TASK REQUIREMENTS: In the listing below, locate the lines that hold "text" and copy them.
BEGIN INPUT MATERIAL
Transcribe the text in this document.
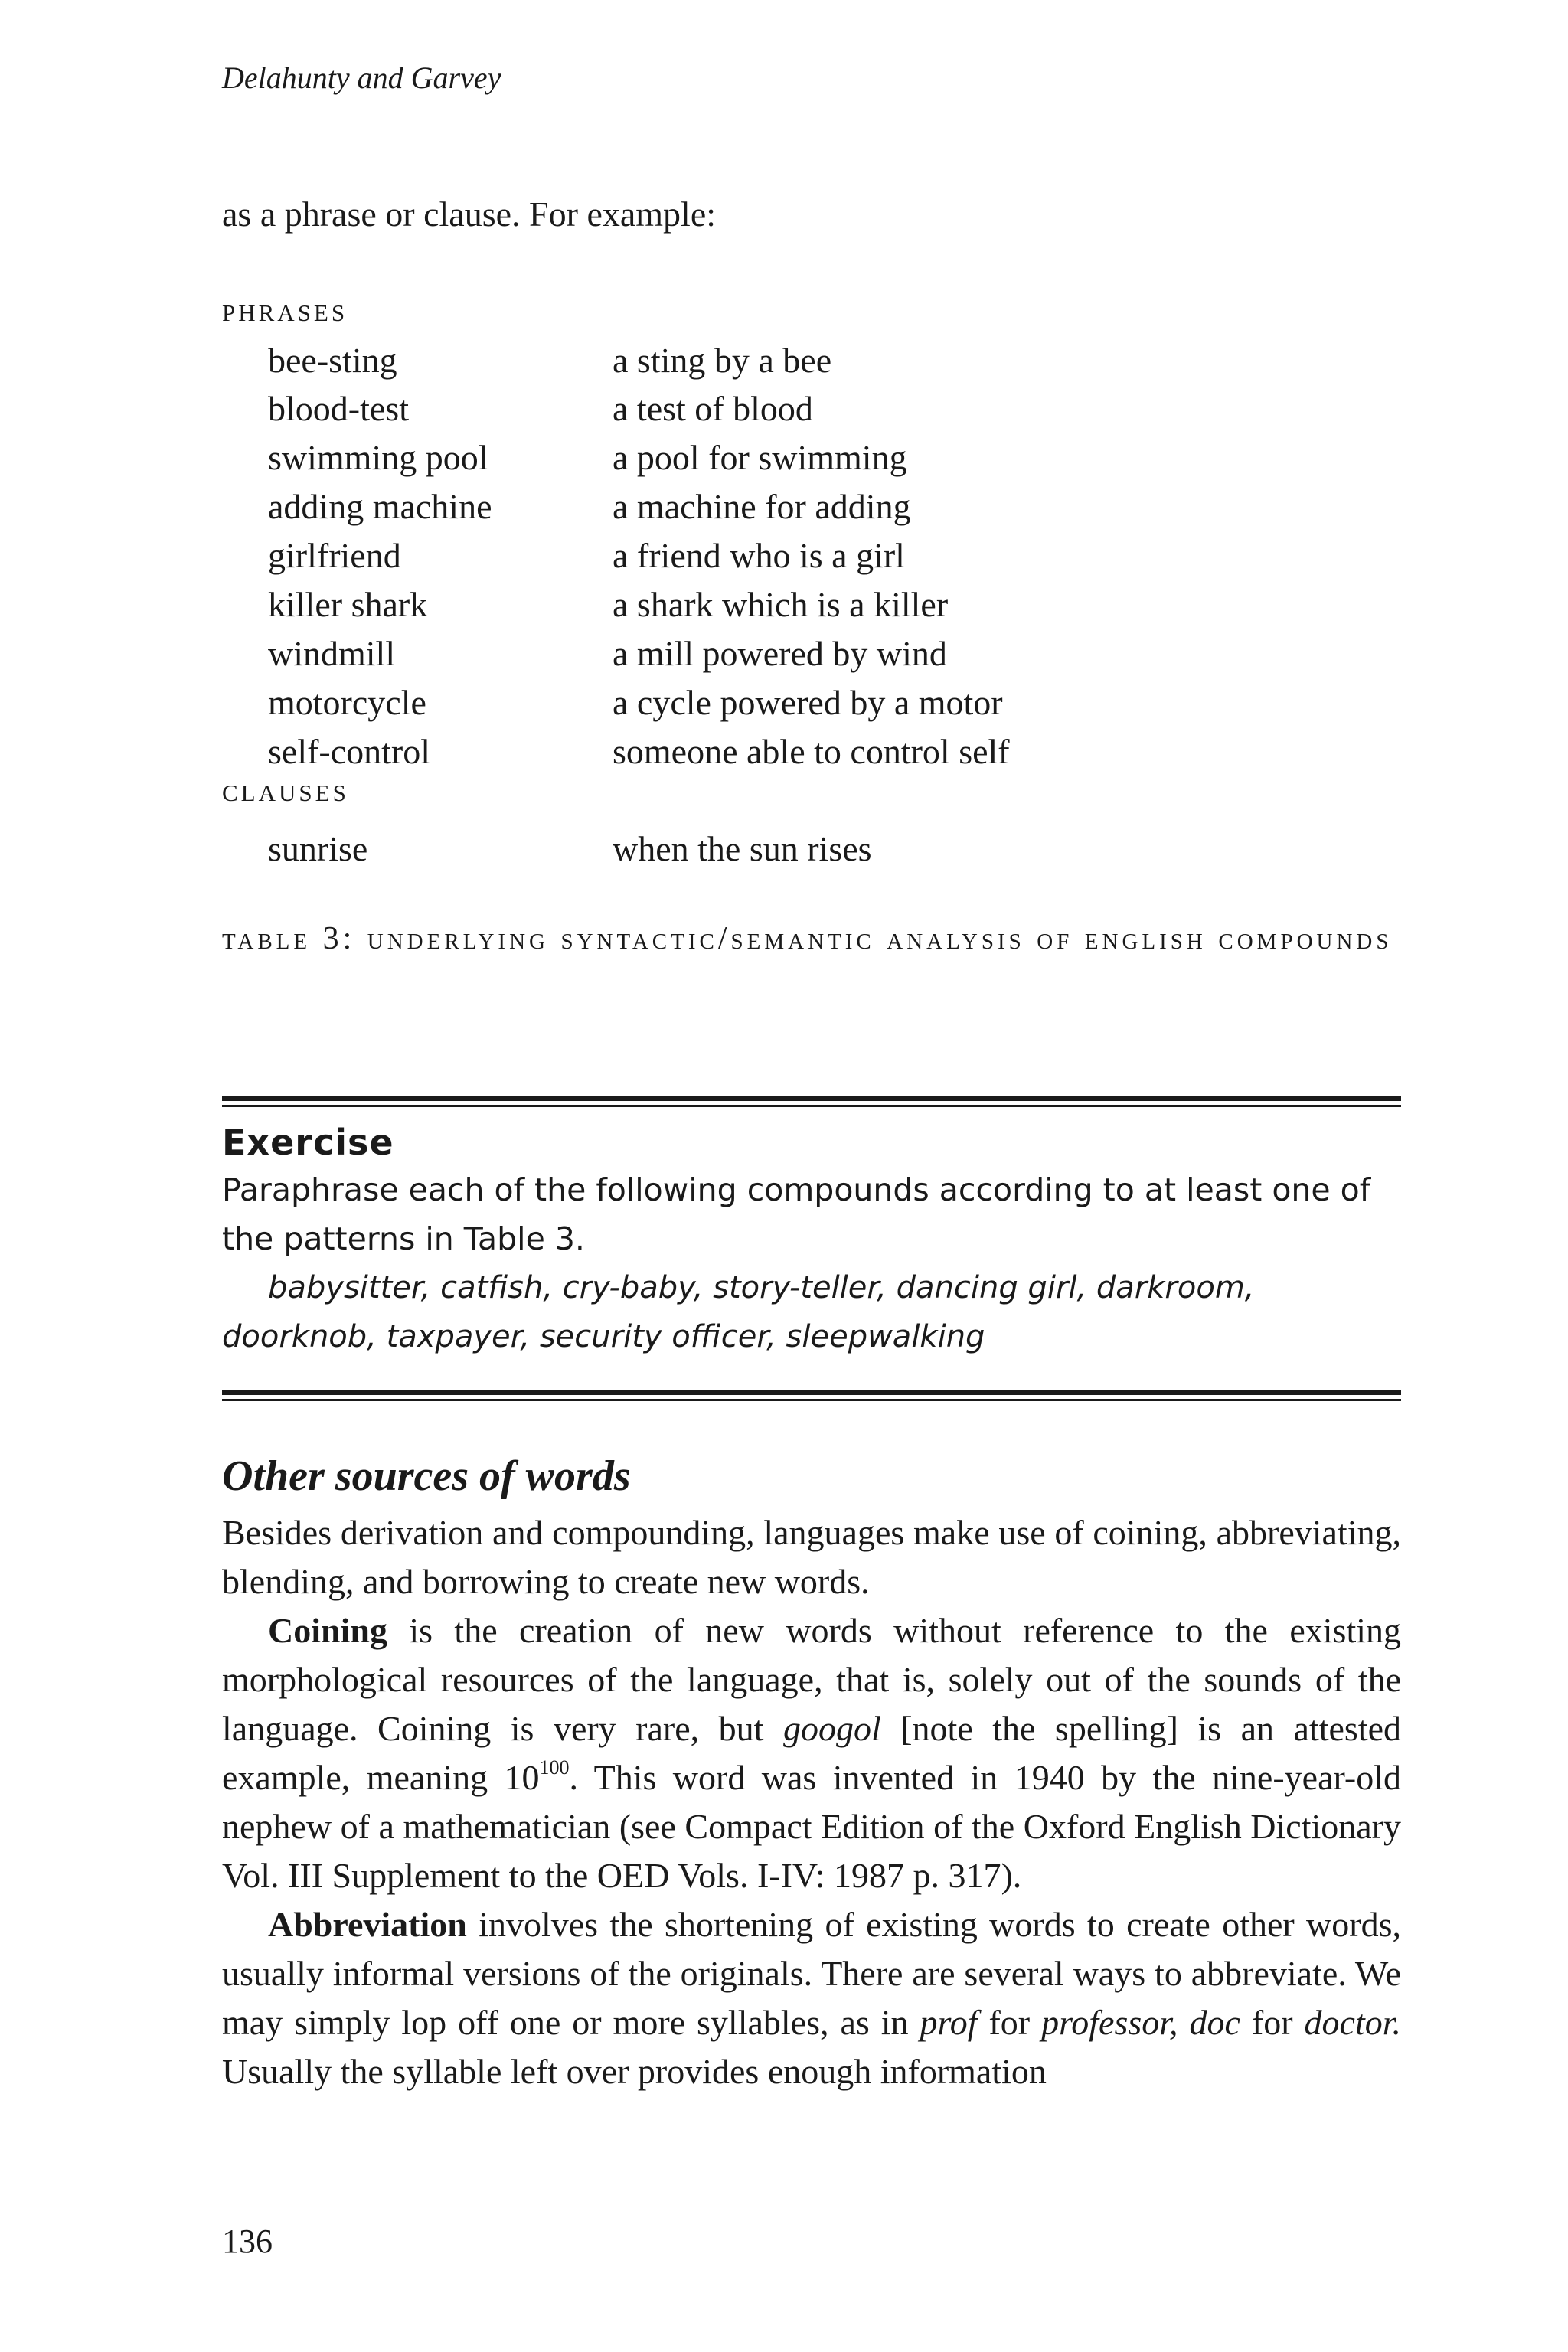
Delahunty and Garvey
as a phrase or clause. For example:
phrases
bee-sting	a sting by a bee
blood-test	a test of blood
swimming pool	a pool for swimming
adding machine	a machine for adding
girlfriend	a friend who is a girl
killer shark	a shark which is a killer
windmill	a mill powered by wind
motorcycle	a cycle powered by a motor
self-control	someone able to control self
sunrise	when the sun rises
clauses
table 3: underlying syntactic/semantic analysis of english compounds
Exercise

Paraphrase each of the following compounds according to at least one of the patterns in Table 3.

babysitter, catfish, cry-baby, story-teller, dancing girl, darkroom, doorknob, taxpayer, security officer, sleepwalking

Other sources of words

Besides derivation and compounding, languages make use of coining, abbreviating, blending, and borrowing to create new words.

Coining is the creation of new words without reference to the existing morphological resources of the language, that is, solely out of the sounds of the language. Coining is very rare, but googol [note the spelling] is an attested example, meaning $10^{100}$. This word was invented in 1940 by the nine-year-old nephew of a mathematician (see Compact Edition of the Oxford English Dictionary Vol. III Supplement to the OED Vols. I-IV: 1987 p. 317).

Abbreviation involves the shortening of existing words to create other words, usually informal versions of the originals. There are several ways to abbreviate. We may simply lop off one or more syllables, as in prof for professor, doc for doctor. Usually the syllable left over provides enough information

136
END INPUT MATERIAL
BEGIN INPUT MATERIAL
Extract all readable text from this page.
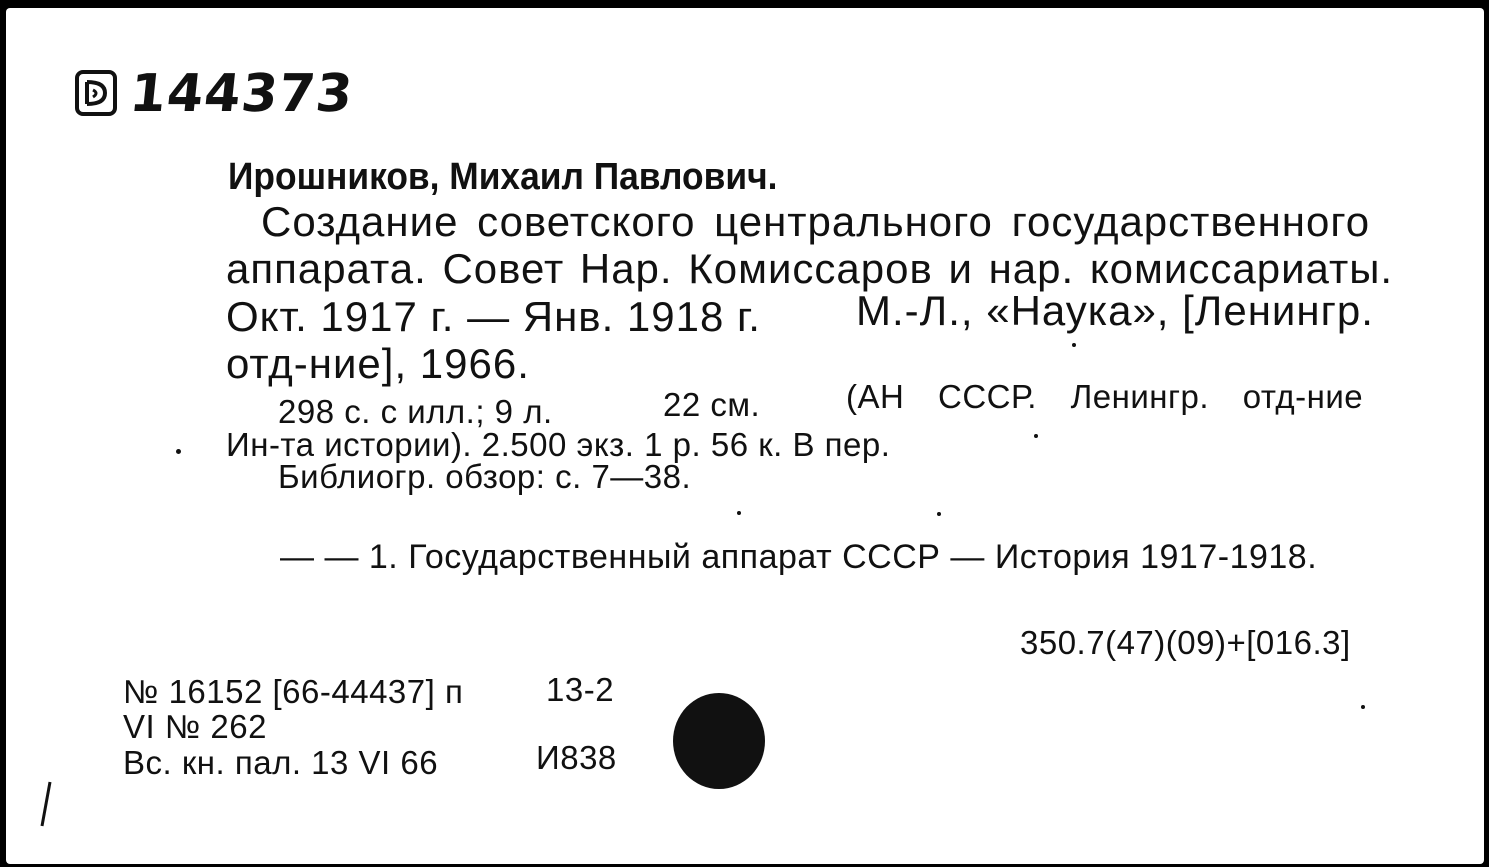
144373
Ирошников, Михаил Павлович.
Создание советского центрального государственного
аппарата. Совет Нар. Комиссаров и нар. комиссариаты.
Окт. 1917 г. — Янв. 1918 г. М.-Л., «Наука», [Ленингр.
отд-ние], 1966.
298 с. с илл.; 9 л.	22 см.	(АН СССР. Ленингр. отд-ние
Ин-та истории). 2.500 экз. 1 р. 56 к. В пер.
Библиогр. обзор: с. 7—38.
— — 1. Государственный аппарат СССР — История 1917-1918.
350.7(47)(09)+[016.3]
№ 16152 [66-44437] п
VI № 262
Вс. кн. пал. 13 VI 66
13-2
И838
END INPUT MATERIAL
REPLY TO THE TASK:
Transcribe the text in this document.
Extract all readable text from this page.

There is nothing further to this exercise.